## GIVEN TASK
Show every line that has the string "thuỷ" in it.

#### GIVEN RECORDS ####

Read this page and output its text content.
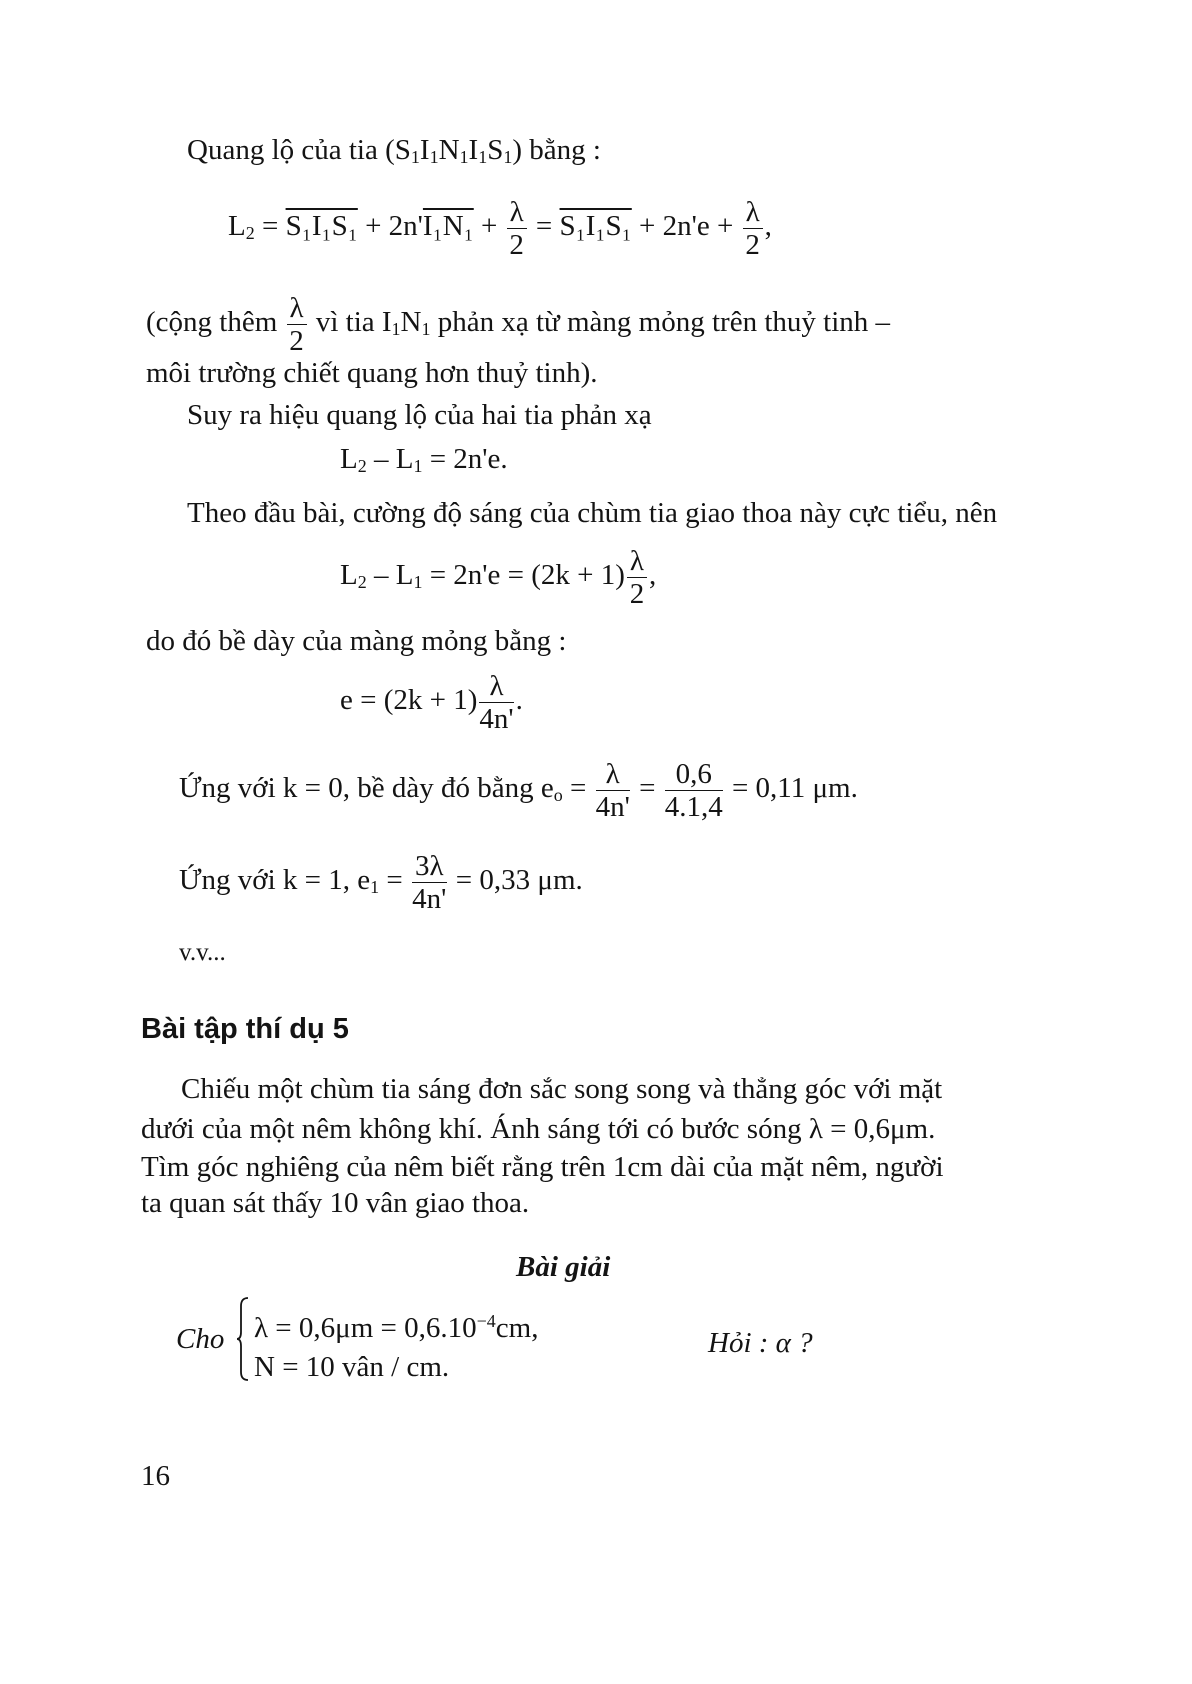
Quang lộ của tia $(S_1I_1N_1I_1S_1)$ bằng :
$L_2 = S_1I_1S_1 + 2n'I_1N_1 + \frac{\lambda}{2} = S_1I_1S_1 + 2n'e + \frac{\lambda}{2}$ ,
(cộng thêm $\frac{\lambda}{2}$ vì tia $I_1N_1$ phản xạ từ màng mỏng trên thuỷ tinh –
môi trường chiết quang hơn thuỷ tinh).
Suy ra hiệu quang lộ của hai tia phản xạ
$L_2 - L_1 = 2n'e$.
Theo đầu bài, cường độ sáng của chùm tia giao thoa này cực tiểu, nên
$L_2 - L_1 = 2n'e = (2k + 1) \frac{\lambda}{2}$ ,
do đó bề dày của màng mỏng bằng :
$e = (2k + 1) \frac{\lambda}{4n'}$ .
Ứng với k = 0, bề dày đó bằng $e_o = \frac{\lambda}{4n'} = \frac{0,6}{4.1,4} = 0,11$ μm.
Ứng với k = 1, $e_1 = \frac{3\lambda}{4n'} = 0,33$ μm.
v.v...
Bài tập thí dụ 5
Chiếu một chùm tia sáng đơn sắc song song và thẳng góc với mặt
dưới của một nêm không khí. Ánh sáng tới có bước sóng λ = 0,6μm.
Tìm góc nghiêng của nêm biết rằng trên 1cm dài của mặt nêm, người
ta quan sát thấy 10 vân giao thoa.
Bài giải
Cho $\lambda = 0,6\mu m = 0,6.10^{-4}cm$,
N = 10 vân / cm.
Hỏi : α ?
16
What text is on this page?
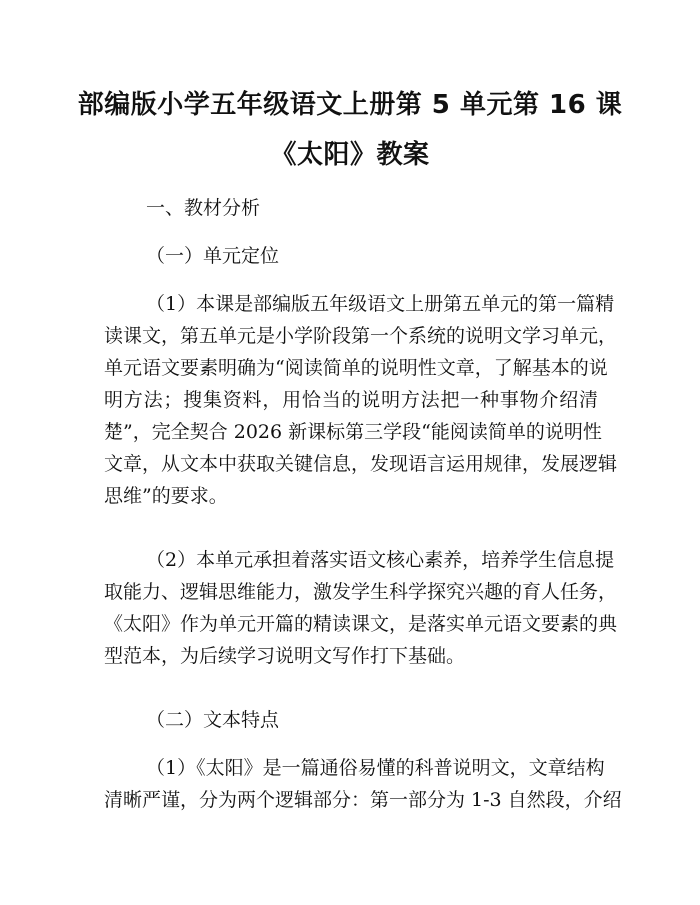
部编版小学五年级语文上册第 5 单元第 16 课
《太阳》教案
一、教材分析
（一）单元定位
（1）本课是部编版五年级语文上册第五单元的第一篇精
读课文，第五单元是小学阶段第一个系统的说明文学习单元，
单元语文要素明确为“阅读简单的说明性文章，了解基本的说
明方法；搜集资料，用恰当的说明方法把一种事物介绍清
楚”，完全契合 2026 新课标第三学段“能阅读简单的说明性
文章，从文本中获取关键信息，发现语言运用规律，发展逻辑
思维”的要求。
（2）本单元承担着落实语文核心素养，培养学生信息提
取能力、逻辑思维能力，激发学生科学探究兴趣的育人任务，
《太阳》作为单元开篇的精读课文，是落实单元语文要素的典
型范本，为后续学习说明文写作打下基础。
（二）文本特点
（1）《太阳》是一篇通俗易懂的科普说明文，文章结构
清晰严谨，分为两个逻辑部分：第一部分为 1-3 自然段，介绍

####

## EXERCISE OUTPUT
(cộng thêm $\frac{\lambda}{2}$ vì tia $I_1N_1$ phản xạ từ màng mỏng trên thuỷ tinh –
môi trường chiết quang hơn thuỷ tinh).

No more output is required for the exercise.